### Data for analysis
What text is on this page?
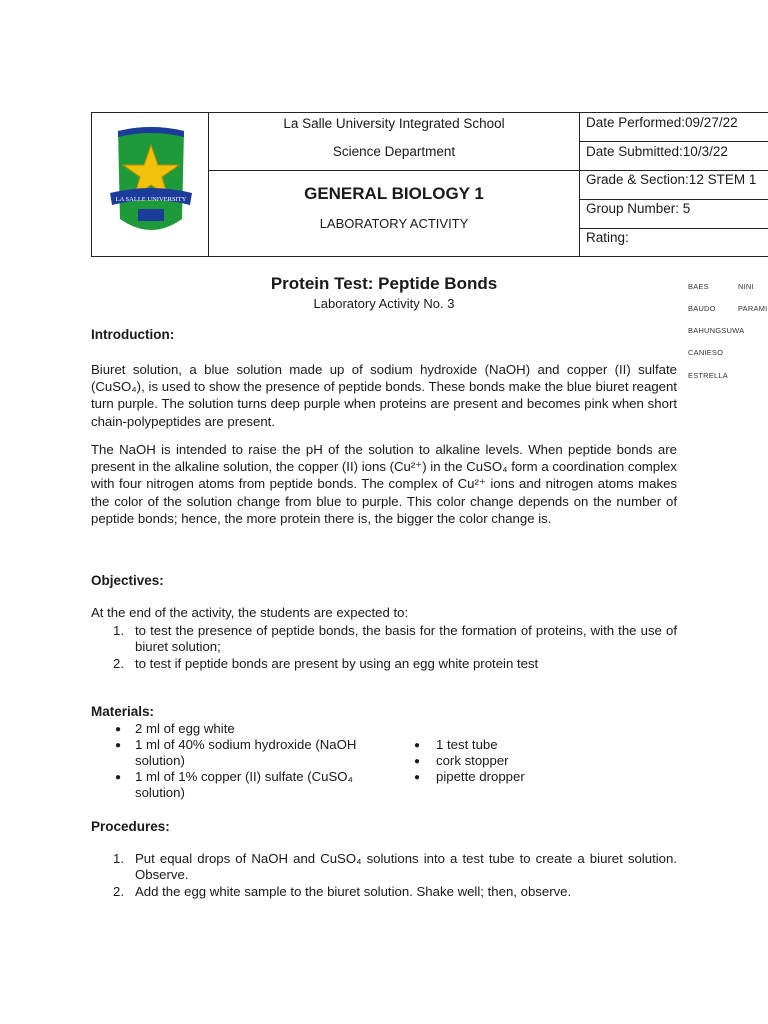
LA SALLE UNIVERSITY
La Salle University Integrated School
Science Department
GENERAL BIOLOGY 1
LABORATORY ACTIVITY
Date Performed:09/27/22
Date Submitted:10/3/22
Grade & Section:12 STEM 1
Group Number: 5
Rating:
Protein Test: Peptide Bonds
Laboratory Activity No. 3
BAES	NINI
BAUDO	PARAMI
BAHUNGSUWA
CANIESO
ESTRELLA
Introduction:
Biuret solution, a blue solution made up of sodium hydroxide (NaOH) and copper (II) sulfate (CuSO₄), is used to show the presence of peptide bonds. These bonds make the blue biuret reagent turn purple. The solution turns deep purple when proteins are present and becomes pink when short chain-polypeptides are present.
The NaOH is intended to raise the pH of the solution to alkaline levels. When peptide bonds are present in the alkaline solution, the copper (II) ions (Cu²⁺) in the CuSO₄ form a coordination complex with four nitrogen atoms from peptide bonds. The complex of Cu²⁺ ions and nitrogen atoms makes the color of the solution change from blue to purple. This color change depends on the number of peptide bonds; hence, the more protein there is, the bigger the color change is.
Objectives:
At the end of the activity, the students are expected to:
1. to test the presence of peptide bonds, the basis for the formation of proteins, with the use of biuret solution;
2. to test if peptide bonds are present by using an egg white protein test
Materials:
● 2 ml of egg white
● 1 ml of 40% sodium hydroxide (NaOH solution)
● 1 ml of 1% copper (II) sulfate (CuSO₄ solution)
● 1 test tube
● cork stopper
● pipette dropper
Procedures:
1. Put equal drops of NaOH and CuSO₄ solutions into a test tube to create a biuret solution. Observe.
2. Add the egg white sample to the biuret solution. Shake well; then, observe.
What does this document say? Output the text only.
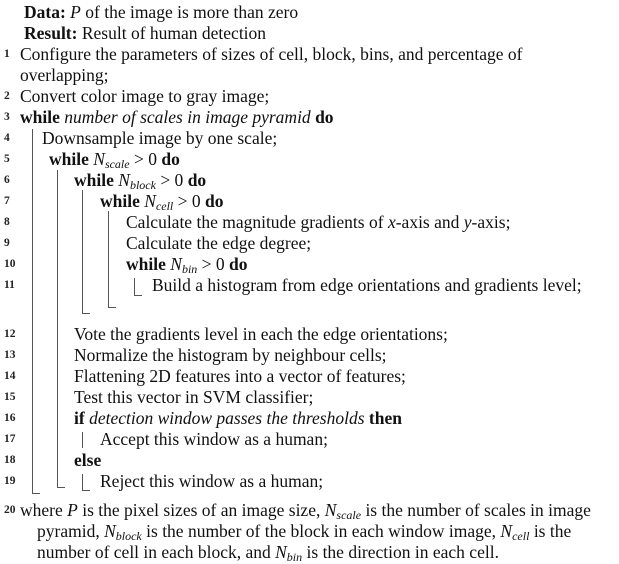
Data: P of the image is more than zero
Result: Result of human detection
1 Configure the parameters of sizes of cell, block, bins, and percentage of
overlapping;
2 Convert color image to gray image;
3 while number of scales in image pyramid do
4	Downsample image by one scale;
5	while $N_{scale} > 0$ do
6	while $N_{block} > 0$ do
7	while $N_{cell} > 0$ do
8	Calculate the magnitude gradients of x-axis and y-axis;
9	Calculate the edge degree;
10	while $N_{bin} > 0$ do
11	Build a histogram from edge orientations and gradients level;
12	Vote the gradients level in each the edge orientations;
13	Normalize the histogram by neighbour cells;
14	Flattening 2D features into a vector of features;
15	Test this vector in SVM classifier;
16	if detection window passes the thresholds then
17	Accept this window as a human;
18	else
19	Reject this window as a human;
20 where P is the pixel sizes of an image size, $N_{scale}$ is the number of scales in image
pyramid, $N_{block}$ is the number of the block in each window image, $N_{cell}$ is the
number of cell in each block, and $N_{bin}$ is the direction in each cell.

### Problem details
Using only the data above, copy out the lines that include the word "while".

### Written solution
3 while number of scales in image pyramid do
5	while $N_{scale} > 0$ do
6	while $N_{block} > 0$ do
7	while $N_{cell} > 0$ do
10	while $N_{bin} > 0$ do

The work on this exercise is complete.